__Written problem__:
Scan the lines below; pull out those with "title".

__Task material__:
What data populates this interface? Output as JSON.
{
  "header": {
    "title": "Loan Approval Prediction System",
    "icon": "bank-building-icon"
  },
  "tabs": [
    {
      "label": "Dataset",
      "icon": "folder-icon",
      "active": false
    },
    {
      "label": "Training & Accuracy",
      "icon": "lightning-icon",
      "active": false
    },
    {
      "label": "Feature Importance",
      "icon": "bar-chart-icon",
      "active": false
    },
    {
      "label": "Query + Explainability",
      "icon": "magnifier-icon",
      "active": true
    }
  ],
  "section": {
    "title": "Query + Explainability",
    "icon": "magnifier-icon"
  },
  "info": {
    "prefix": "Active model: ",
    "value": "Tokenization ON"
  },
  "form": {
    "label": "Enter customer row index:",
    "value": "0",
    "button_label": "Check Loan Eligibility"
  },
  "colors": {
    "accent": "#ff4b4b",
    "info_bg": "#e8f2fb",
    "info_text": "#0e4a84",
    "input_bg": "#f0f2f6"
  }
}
* * *
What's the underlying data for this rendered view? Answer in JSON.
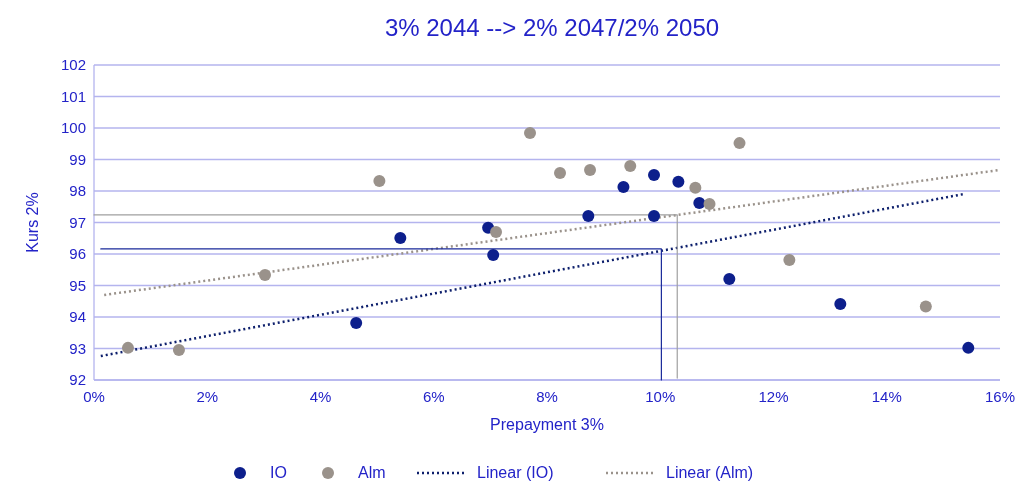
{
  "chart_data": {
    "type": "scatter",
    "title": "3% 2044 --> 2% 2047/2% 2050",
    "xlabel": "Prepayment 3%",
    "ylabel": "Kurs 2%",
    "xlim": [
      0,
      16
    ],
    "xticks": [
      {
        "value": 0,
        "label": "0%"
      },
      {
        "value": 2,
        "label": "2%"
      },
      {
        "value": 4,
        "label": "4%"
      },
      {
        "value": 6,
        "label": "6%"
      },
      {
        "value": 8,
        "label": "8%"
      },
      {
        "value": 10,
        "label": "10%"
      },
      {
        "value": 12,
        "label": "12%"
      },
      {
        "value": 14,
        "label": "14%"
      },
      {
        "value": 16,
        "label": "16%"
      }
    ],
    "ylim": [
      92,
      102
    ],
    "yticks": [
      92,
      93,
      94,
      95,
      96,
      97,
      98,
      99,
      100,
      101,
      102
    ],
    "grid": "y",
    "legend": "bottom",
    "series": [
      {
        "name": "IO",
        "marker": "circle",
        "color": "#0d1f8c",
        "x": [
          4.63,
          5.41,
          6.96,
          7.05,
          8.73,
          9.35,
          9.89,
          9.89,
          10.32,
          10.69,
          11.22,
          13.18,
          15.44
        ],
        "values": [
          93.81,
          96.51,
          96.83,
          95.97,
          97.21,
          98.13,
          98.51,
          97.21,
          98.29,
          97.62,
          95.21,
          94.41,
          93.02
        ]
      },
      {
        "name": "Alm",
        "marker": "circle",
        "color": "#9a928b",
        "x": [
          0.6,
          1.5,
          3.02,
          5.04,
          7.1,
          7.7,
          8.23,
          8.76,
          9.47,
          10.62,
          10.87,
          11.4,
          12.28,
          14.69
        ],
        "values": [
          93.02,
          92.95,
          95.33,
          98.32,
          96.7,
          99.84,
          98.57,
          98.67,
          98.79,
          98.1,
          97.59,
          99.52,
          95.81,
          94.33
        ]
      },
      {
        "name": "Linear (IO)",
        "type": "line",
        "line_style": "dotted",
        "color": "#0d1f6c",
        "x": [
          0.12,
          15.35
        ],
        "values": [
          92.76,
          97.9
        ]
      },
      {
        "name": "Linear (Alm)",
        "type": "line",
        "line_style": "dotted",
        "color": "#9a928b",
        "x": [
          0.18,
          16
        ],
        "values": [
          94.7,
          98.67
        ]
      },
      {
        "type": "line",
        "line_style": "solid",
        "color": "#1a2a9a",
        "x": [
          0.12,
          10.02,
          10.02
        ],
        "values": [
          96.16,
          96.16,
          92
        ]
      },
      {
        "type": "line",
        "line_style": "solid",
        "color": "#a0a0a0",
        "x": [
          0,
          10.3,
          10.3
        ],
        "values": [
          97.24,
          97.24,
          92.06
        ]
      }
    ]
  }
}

__Written solution__:
    "title": "Loan Approval Prediction System",
    "title": "Query + Explainability",
    "title": "3% 2044 --> 2% 2047/2% 2050",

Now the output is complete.